TASK REQUIREMENTS:
Return all the lines below in which the string "What" appears.

DATASET EXTRACT:
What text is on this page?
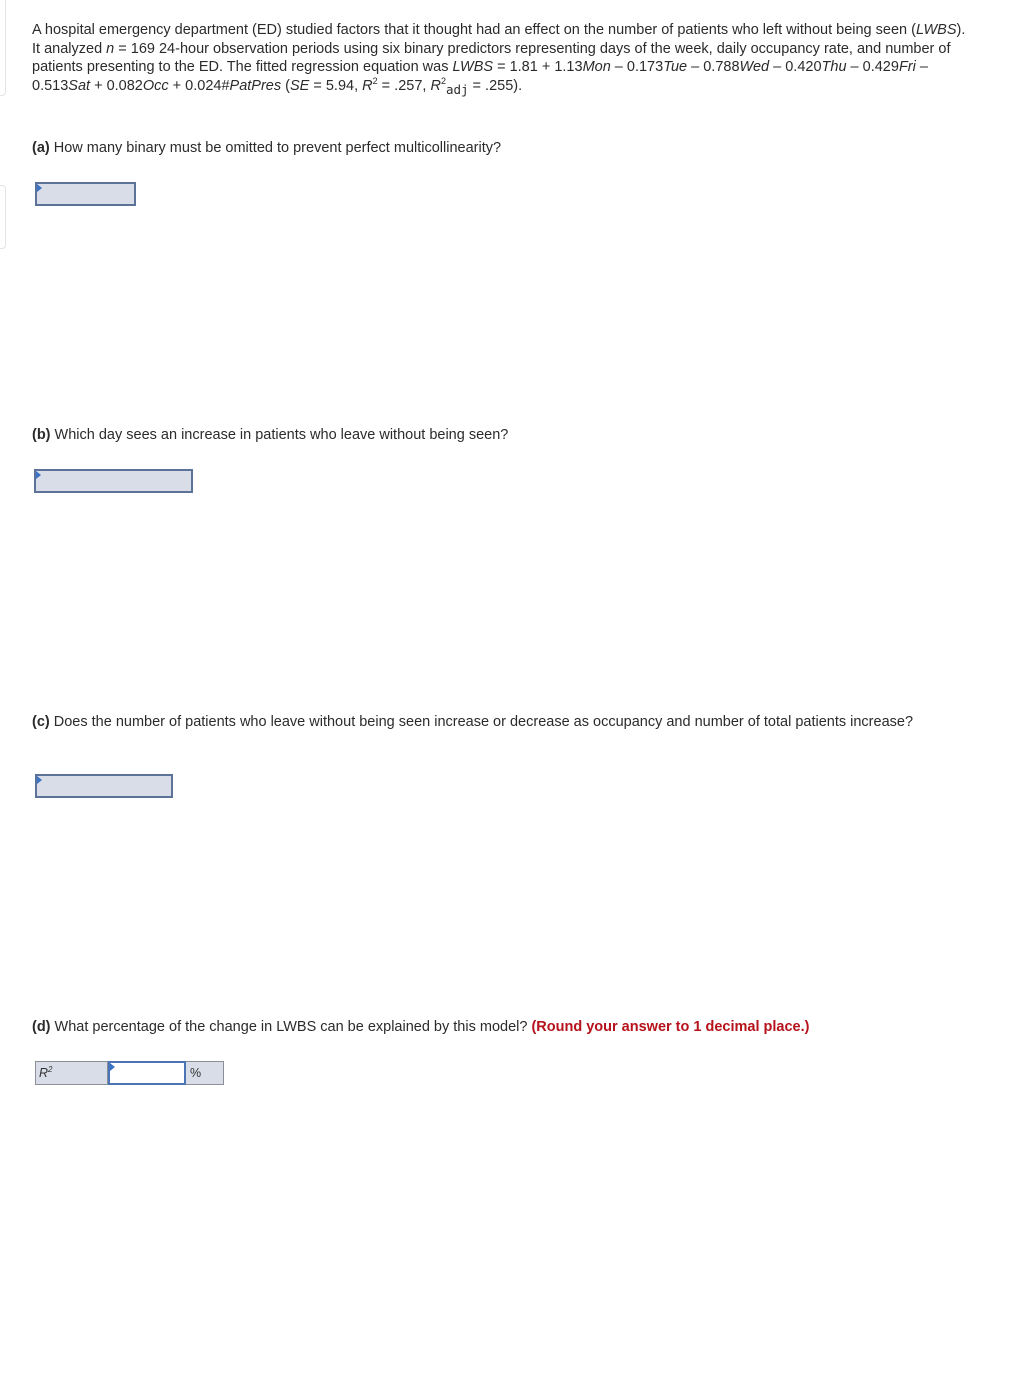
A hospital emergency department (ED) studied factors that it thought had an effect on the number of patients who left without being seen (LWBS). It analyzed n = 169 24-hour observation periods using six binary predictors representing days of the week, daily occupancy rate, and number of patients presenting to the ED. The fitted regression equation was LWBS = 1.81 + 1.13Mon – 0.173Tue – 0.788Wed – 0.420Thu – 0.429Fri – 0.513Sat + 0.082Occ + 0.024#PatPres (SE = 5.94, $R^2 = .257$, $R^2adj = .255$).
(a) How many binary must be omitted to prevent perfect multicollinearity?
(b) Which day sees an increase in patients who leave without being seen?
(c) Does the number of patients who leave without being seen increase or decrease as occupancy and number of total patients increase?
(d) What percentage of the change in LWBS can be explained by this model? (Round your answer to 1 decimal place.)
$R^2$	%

EXERCISE RESULT:
What text is on this page?
(d) What percentage of the change in LWBS can be explained by this model? (Round your answer to 1 decimal place.)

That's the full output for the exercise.